#### Task to complete:
Extract each line of the records below that contains the word "title".

┌─ Dataset rows

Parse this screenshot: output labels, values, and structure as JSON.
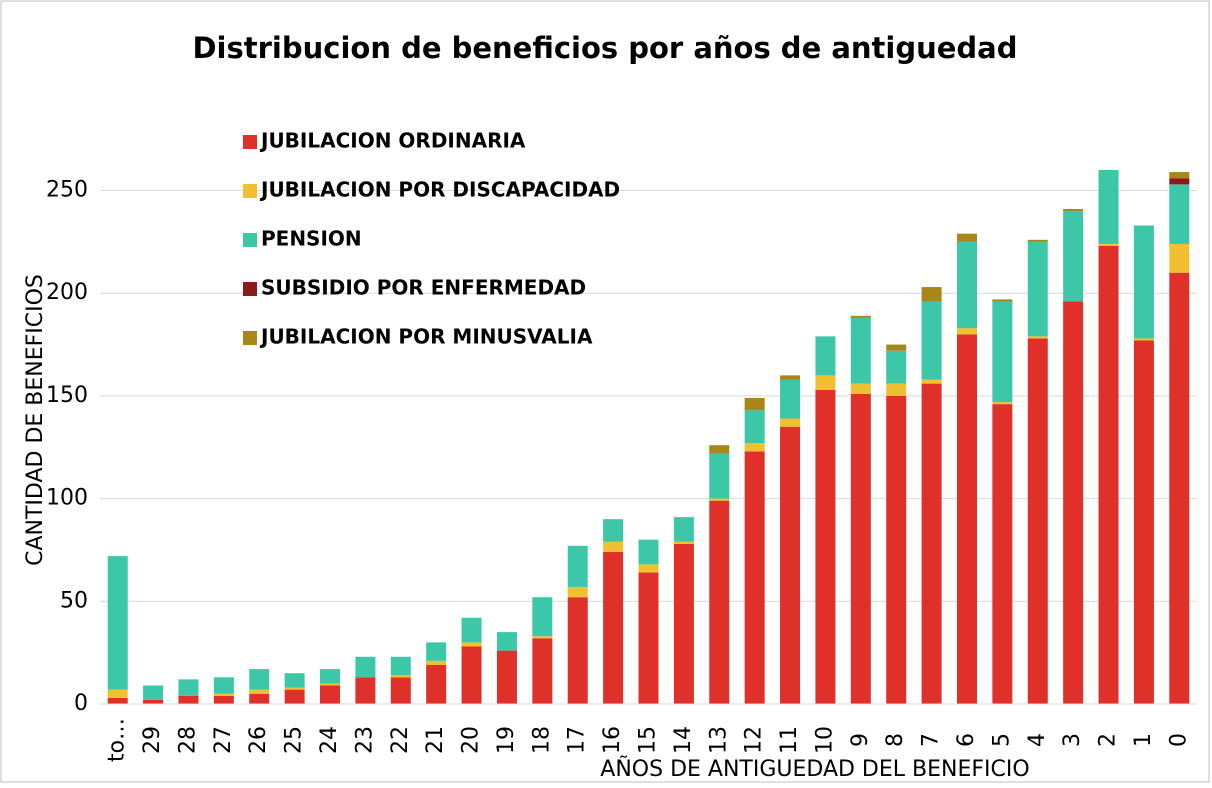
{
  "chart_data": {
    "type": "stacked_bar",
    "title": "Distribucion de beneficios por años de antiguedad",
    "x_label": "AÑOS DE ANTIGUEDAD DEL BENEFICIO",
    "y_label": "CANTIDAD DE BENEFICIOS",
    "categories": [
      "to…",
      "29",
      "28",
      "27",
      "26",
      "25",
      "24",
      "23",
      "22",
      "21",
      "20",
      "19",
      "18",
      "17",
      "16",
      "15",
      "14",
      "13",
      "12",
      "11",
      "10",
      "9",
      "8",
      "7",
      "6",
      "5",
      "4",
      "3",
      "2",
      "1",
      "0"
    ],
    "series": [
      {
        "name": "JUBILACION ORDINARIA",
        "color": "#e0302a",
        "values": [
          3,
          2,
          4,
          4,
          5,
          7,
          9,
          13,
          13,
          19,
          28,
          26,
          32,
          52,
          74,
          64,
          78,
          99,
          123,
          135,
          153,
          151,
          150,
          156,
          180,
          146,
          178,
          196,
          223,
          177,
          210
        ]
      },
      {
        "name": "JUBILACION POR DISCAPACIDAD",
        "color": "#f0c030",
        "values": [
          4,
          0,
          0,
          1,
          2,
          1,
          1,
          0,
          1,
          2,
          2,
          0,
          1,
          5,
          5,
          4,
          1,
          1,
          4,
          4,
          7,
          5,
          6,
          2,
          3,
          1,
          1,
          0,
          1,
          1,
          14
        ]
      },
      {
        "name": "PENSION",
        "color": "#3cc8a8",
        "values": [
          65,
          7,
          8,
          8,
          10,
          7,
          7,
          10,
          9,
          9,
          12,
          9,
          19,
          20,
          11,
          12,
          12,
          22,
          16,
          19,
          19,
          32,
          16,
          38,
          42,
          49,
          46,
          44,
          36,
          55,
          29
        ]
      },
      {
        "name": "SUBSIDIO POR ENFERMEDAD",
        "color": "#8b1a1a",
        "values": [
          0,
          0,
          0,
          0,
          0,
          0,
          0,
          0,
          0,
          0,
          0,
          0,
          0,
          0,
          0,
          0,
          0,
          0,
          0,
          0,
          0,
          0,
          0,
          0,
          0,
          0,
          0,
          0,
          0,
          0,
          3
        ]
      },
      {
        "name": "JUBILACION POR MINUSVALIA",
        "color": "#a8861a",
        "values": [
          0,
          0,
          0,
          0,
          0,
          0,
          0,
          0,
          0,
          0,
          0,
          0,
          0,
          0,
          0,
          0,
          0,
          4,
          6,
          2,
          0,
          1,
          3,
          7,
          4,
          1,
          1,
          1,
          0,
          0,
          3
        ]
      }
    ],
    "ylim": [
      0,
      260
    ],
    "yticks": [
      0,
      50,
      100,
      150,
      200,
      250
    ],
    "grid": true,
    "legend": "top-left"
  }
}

└─
┌─ Dataset rows

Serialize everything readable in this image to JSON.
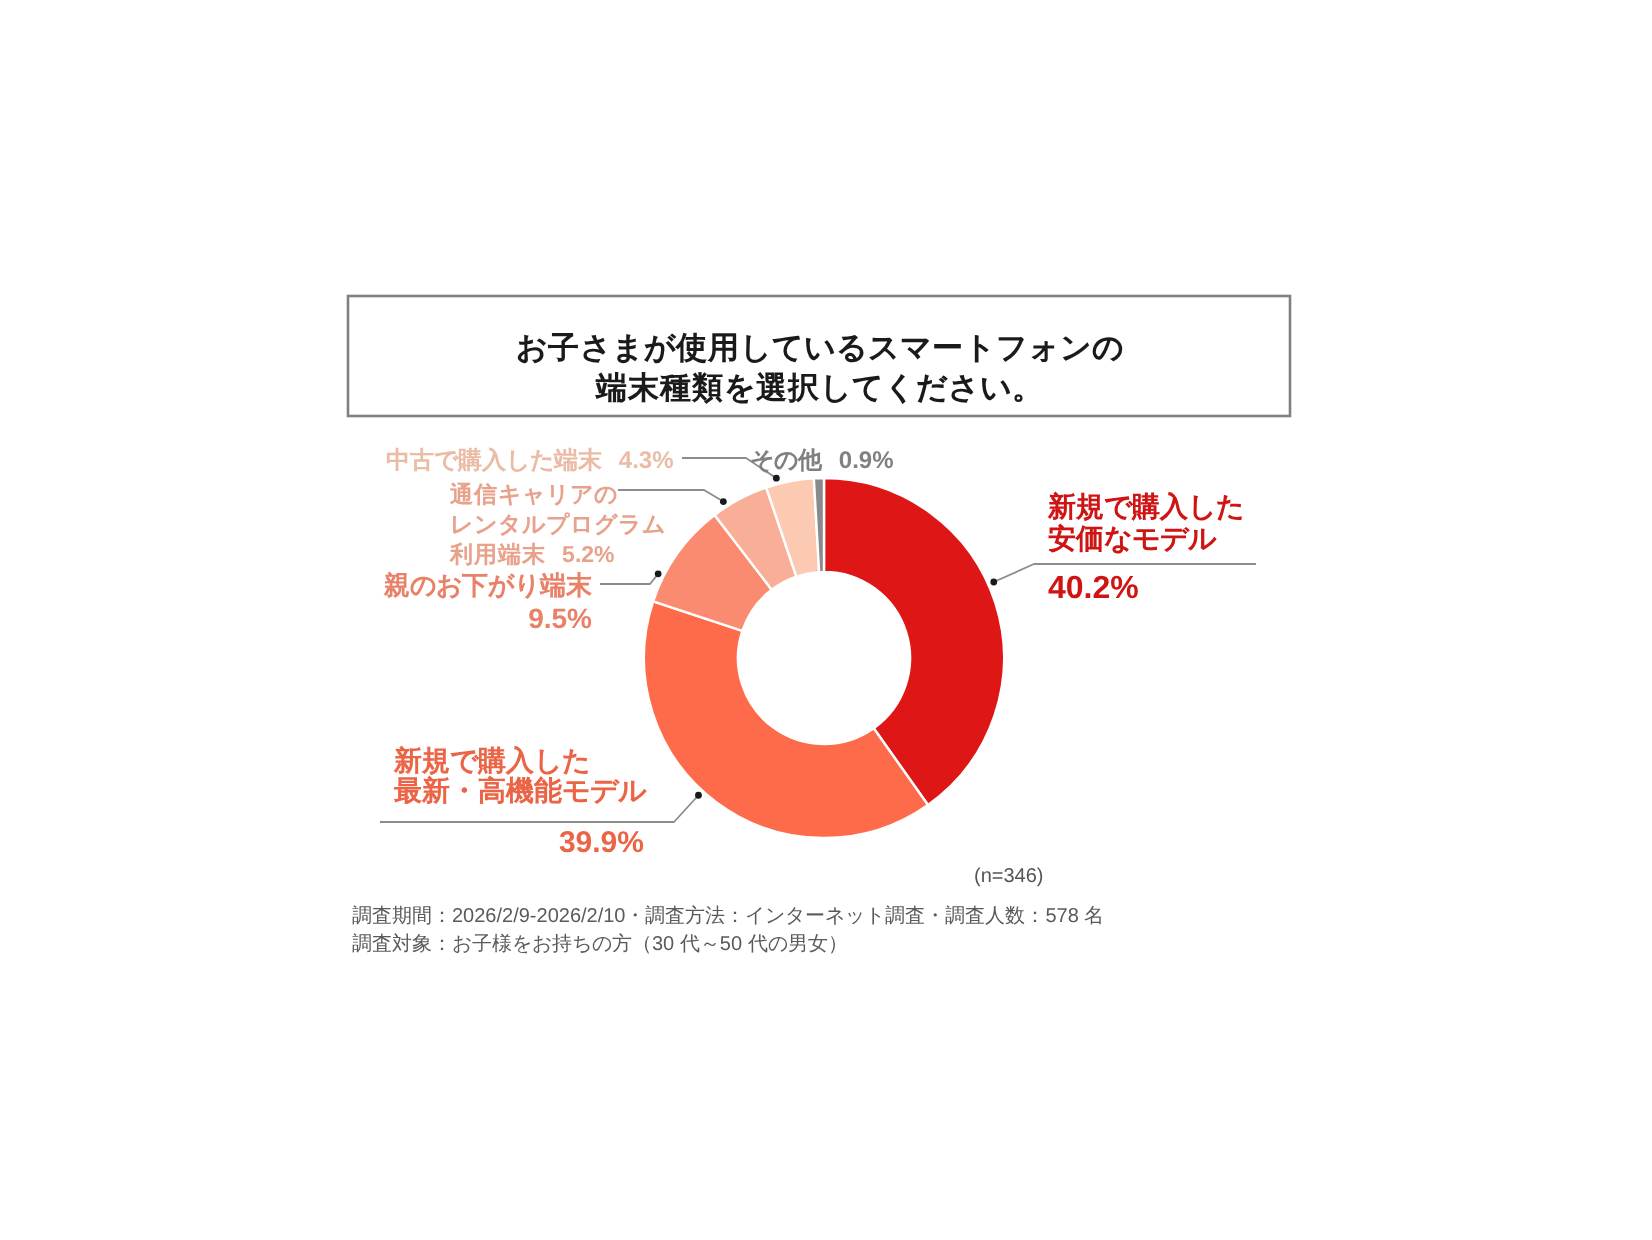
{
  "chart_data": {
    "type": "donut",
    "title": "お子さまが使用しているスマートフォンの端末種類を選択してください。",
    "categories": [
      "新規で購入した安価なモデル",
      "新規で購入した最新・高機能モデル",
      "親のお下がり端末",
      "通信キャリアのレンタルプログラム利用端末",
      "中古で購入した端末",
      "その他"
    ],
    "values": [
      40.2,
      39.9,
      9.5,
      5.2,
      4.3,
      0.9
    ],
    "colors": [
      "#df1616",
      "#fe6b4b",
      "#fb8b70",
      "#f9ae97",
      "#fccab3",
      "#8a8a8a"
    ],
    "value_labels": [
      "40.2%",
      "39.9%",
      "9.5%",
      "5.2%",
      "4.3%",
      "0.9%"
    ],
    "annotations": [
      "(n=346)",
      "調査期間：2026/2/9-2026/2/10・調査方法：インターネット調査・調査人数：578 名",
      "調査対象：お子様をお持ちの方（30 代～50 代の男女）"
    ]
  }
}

└─

#### The answer:
    "title": "Distribucion de beneficios por años de antiguedad",
    "title": "お子さまが使用しているスマートフォンの端末種類を選択してください。",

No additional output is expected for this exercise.